▶ PROBLEM STATEMENT
Determine which lines contain the word "Columbia", then copy those lines.

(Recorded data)
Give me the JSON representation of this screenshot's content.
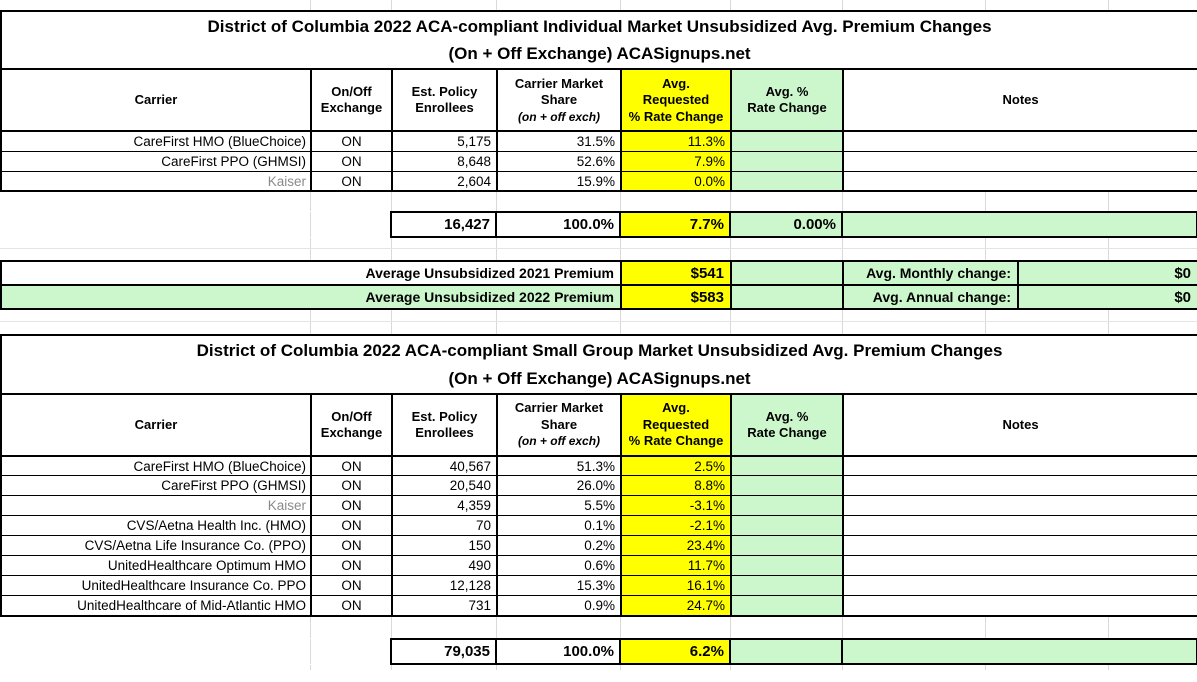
{
  "colors": {
    "highlight_yellow": "#ffff00",
    "highlight_green": "#ccf7cc",
    "gridline_gray": "#d9d9d9",
    "muted_carrier_text": "#8a8a8a"
  },
  "headers": {
    "carrier": "Carrier",
    "exchange_line1": "On/Off",
    "exchange_line2": "Exchange",
    "enrollees_line1": "Est. Policy",
    "enrollees_line2": "Enrollees",
    "share_line1": "Carrier Market",
    "share_line2": "Share",
    "share_sub": "(on + off exch)",
    "requested_line1": "Avg.",
    "requested_line2": "Requested",
    "requested_line3": "% Rate Change",
    "avg_change_line1": "Avg. %",
    "avg_change_line2": "Rate Change",
    "notes": "Notes"
  },
  "individual_market": {
    "title_line1": "District of Columbia 2022 ACA-compliant Individual Market Unsubsidized Avg. Premium Changes",
    "title_line2": "(On + Off Exchange) ACASignups.net",
    "rows": [
      {
        "carrier": "CareFirst HMO (BlueChoice)",
        "exchange": "ON",
        "enrollees": "5,175",
        "share": "31.5%",
        "requested": "11.3%",
        "avg_change": "",
        "notes": "",
        "gray": false
      },
      {
        "carrier": "CareFirst PPO (GHMSI)",
        "exchange": "ON",
        "enrollees": "8,648",
        "share": "52.6%",
        "requested": "7.9%",
        "avg_change": "",
        "notes": "",
        "gray": false
      },
      {
        "carrier": "Kaiser",
        "exchange": "ON",
        "enrollees": "2,604",
        "share": "15.9%",
        "requested": "0.0%",
        "avg_change": "",
        "notes": "",
        "gray": true
      }
    ],
    "total": {
      "enrollees": "16,427",
      "share": "100.0%",
      "requested": "7.7%",
      "avg_change": "0.00%",
      "notes": ""
    }
  },
  "premium_summary": {
    "rows": [
      {
        "label": "Average Unsubsidized 2021 Premium",
        "value": "$541",
        "spacer": "",
        "change_label": "Avg. Monthly change:",
        "change_value": "$0"
      },
      {
        "label": "Average Unsubsidized 2022 Premium",
        "value": "$583",
        "spacer": "",
        "change_label": "Avg. Annual change:",
        "change_value": "$0"
      }
    ]
  },
  "small_group_market": {
    "title_line1": "District of Columbia 2022 ACA-compliant Small Group Market Unsubsidized Avg. Premium Changes",
    "title_line2": "(On + Off Exchange) ACASignups.net",
    "rows": [
      {
        "carrier": "CareFirst HMO (BlueChoice)",
        "exchange": "ON",
        "enrollees": "40,567",
        "share": "51.3%",
        "requested": "2.5%",
        "avg_change": "",
        "notes": "",
        "gray": false
      },
      {
        "carrier": "CareFirst PPO (GHMSI)",
        "exchange": "ON",
        "enrollees": "20,540",
        "share": "26.0%",
        "requested": "8.8%",
        "avg_change": "",
        "notes": "",
        "gray": false
      },
      {
        "carrier": "Kaiser",
        "exchange": "ON",
        "enrollees": "4,359",
        "share": "5.5%",
        "requested": "-3.1%",
        "avg_change": "",
        "notes": "",
        "gray": true
      },
      {
        "carrier": "CVS/Aetna Health Inc. (HMO)",
        "exchange": "ON",
        "enrollees": "70",
        "share": "0.1%",
        "requested": "-2.1%",
        "avg_change": "",
        "notes": "",
        "gray": false
      },
      {
        "carrier": "CVS/Aetna Life Insurance Co. (PPO)",
        "exchange": "ON",
        "enrollees": "150",
        "share": "0.2%",
        "requested": "23.4%",
        "avg_change": "",
        "notes": "",
        "gray": false
      },
      {
        "carrier": "UnitedHealthcare Optimum HMO",
        "exchange": "ON",
        "enrollees": "490",
        "share": "0.6%",
        "requested": "11.7%",
        "avg_change": "",
        "notes": "",
        "gray": false
      },
      {
        "carrier": "UnitedHealthcare Insurance Co. PPO",
        "exchange": "ON",
        "enrollees": "12,128",
        "share": "15.3%",
        "requested": "16.1%",
        "avg_change": "",
        "notes": "",
        "gray": false
      },
      {
        "carrier": "UnitedHealthcare of Mid-Atlantic HMO",
        "exchange": "ON",
        "enrollees": "731",
        "share": "0.9%",
        "requested": "24.7%",
        "avg_change": "",
        "notes": "",
        "gray": false
      }
    ],
    "total": {
      "enrollees": "79,035",
      "share": "100.0%",
      "requested": "6.2%",
      "avg_change": "",
      "notes": ""
    }
  }
}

▶ REPLY
    "title_line1": "District of Columbia 2022 ACA-compliant Individual Market Unsubsidized Avg. Premium Changes",
    "title_line1": "District of Columbia 2022 ACA-compliant Small Group Market Unsubsidized Avg. Premium Changes",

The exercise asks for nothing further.